**EXERCISE BRIEF**
Gather, from the data below, each line in which the word "text" occurs.
** START OF RECORD EXCERPTS **
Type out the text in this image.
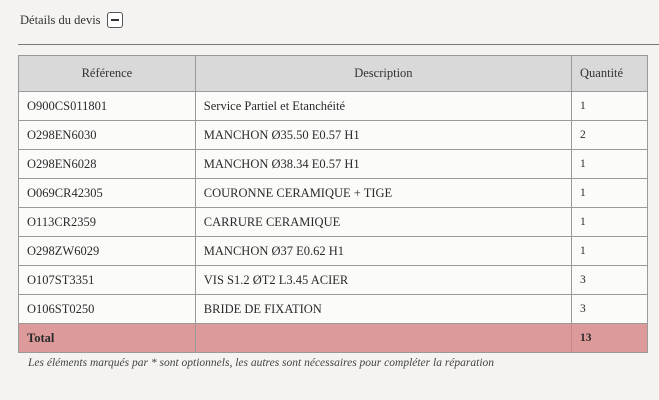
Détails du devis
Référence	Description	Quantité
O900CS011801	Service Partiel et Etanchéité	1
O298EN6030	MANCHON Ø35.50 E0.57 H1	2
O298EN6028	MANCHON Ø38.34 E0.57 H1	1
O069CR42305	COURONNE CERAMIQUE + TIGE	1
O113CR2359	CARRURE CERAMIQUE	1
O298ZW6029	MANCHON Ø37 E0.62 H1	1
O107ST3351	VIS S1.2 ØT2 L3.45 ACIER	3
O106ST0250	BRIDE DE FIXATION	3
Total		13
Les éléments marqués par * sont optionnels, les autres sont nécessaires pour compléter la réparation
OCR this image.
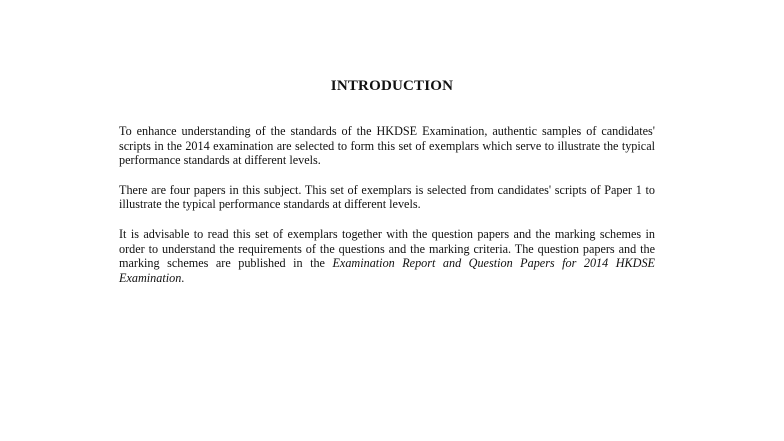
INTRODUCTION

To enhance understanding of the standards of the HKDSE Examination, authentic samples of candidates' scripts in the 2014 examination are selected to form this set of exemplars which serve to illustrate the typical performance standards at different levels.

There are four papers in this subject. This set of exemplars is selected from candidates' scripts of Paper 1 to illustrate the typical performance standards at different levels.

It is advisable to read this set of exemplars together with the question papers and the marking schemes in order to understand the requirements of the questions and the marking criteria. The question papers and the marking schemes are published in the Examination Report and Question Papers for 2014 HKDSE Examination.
** END OF RECORD EXCERPTS **
** START OF RECORD EXCERPTS **
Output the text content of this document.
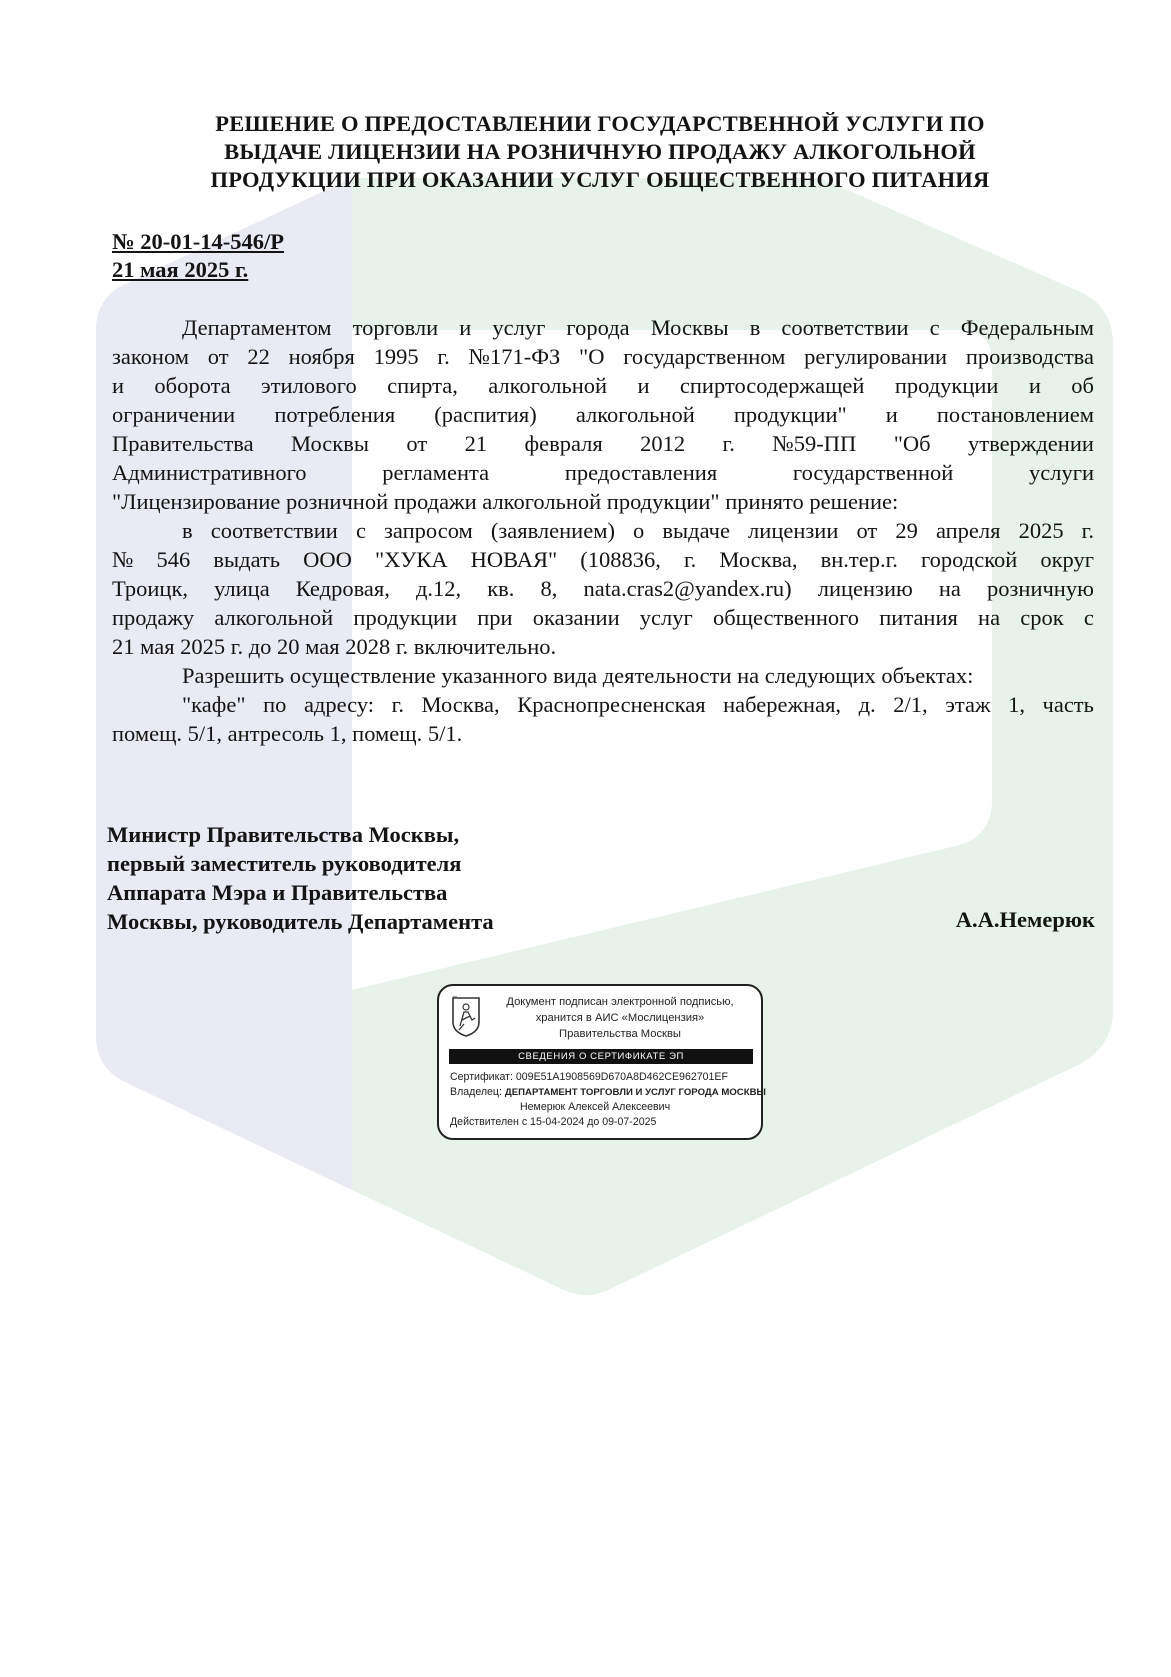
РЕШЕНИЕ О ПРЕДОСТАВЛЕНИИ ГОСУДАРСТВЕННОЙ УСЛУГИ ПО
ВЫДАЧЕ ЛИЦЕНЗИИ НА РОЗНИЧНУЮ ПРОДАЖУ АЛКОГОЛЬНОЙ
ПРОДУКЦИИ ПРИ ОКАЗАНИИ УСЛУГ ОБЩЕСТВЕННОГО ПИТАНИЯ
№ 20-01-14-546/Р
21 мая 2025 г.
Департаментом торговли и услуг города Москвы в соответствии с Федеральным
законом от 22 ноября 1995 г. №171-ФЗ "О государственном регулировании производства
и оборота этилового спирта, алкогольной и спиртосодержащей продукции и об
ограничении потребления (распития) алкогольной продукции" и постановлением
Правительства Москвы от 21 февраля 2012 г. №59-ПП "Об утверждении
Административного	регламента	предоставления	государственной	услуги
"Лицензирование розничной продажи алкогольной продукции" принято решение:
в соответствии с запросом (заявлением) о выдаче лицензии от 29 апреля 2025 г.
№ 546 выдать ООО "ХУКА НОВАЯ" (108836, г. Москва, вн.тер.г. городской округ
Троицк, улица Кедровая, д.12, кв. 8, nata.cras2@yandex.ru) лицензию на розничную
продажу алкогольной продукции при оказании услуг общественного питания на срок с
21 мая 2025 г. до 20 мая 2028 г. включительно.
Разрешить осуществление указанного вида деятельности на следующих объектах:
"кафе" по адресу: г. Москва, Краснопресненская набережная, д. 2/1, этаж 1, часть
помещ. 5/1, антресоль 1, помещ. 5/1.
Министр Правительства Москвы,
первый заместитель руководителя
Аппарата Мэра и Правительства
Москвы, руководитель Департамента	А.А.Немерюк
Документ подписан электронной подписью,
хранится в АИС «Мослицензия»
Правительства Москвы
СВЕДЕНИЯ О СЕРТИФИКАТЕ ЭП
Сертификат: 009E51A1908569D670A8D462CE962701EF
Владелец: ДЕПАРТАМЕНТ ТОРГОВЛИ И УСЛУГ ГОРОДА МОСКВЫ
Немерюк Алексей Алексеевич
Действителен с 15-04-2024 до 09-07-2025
** END OF RECORD EXCERPTS **
**SOLUTION**
Type out the text in this image.
Output the text content of this document.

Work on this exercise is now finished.